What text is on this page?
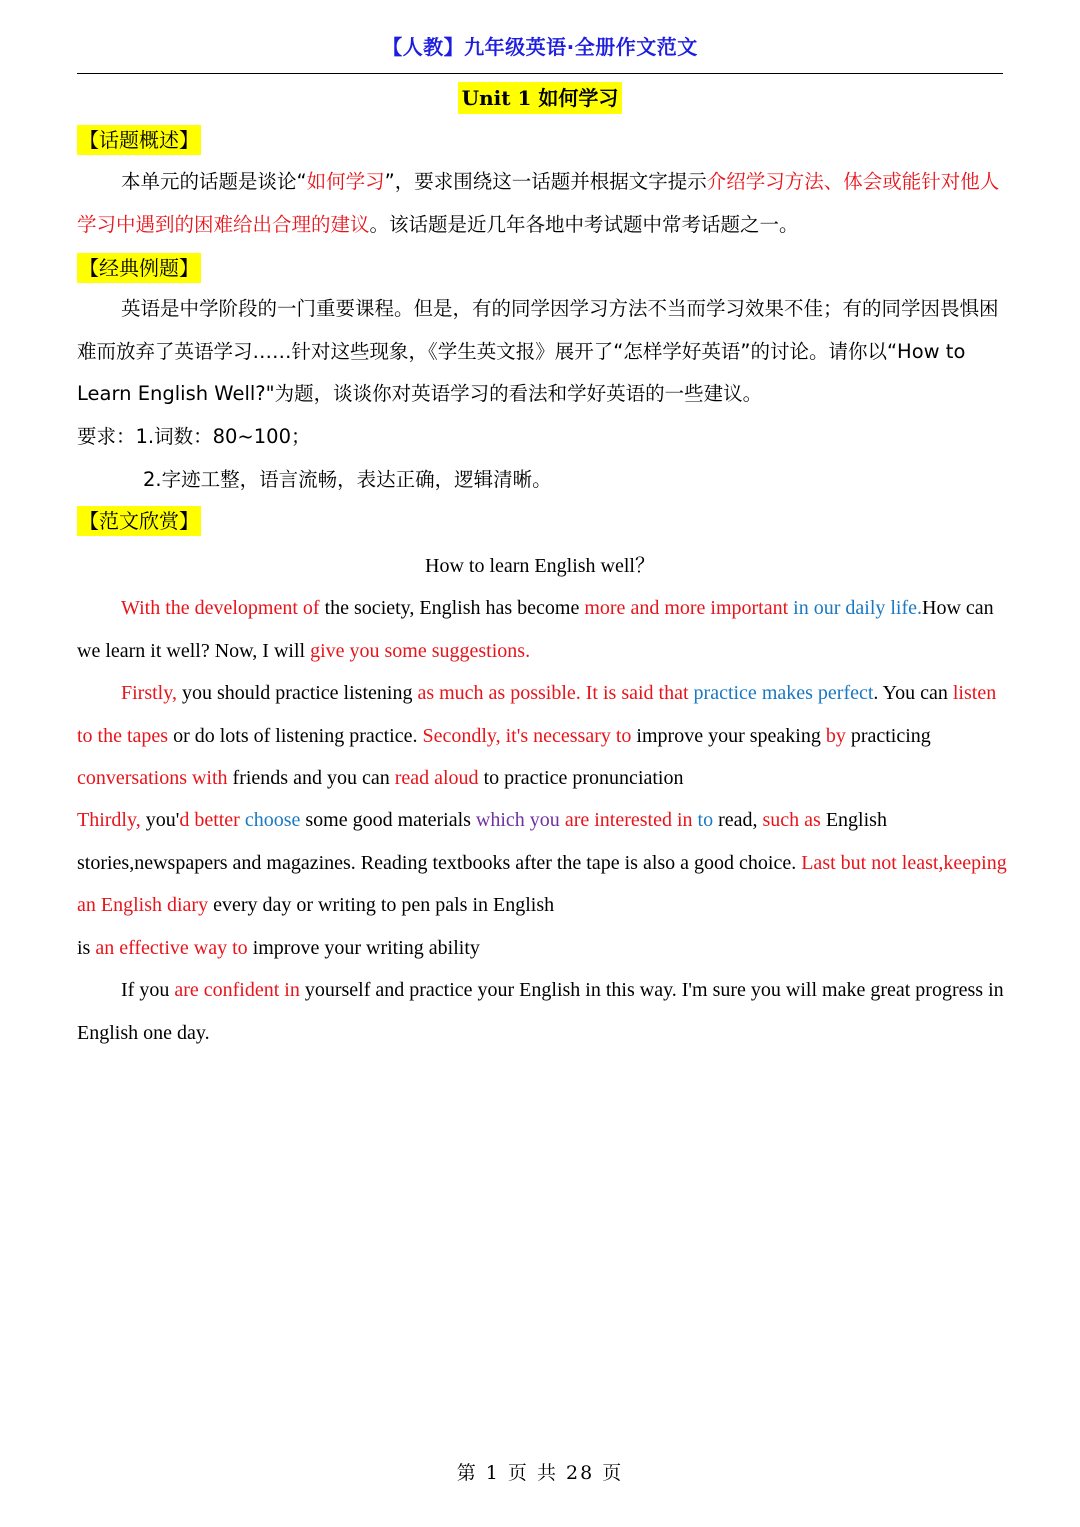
【人教】九年级英语·全册作文范文
Unit 1 如何学习
【话题概述】
本单元的话题是谈论“如何学习”，要求围绕这一话题并根据文字提示介绍学习方法、体会或能针对他人学习中遇到的困难给出合理的建议。该话题是近几年各地中考试题中常考话题之一。
【经典例题】
英语是中学阶段的一门重要课程。但是，有的同学因学习方法不当而学习效果不佳；有的同学因畏惧困难而放弃了英语学习……针对这些现象，《学生英文报》展开了“怎样学好英语”的讨论。请你以“How to Learn English Well?"为题，谈谈你对英语学习的看法和学好英语的一些建议。
要求：1.词数：80~100；
2.字迹工整，语言流畅，表达正确，逻辑清晰。
【范文欣赏】
How to learn English well？
With the development of the society, English has become more and more important in our daily life.How can we learn it well? Now, I will give you some suggestions.
Firstly, you should practice listening as much as possible. It is said that practice makes perfect. You can listen to the tapes or do lots of listening practice. Secondly, it's necessary to improve your speaking by practicing conversations with friends and you can read aloud to practice pronunciation
Thirdly, you'd better choose some good materials which you are interested in to read, such as English stories,newspapers and magazines. Reading textbooks after the tape is also a good choice. Last but not least,keeping an English diary every day or writing to pen pals in English
is an effective way to improve your writing ability
If you are confident in yourself and practice your English in this way. I'm sure you will make great progress in English one day.
第 1 页 共 28 页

--------------------------------------------------

Instructions for the task:
Note each line of the entries that has "this" in it, and copy those lines.

Reply to the exercise:
What text is on this page?
If you are confident in yourself and practice your English in this way. I'm sure you will make great progress in English one day.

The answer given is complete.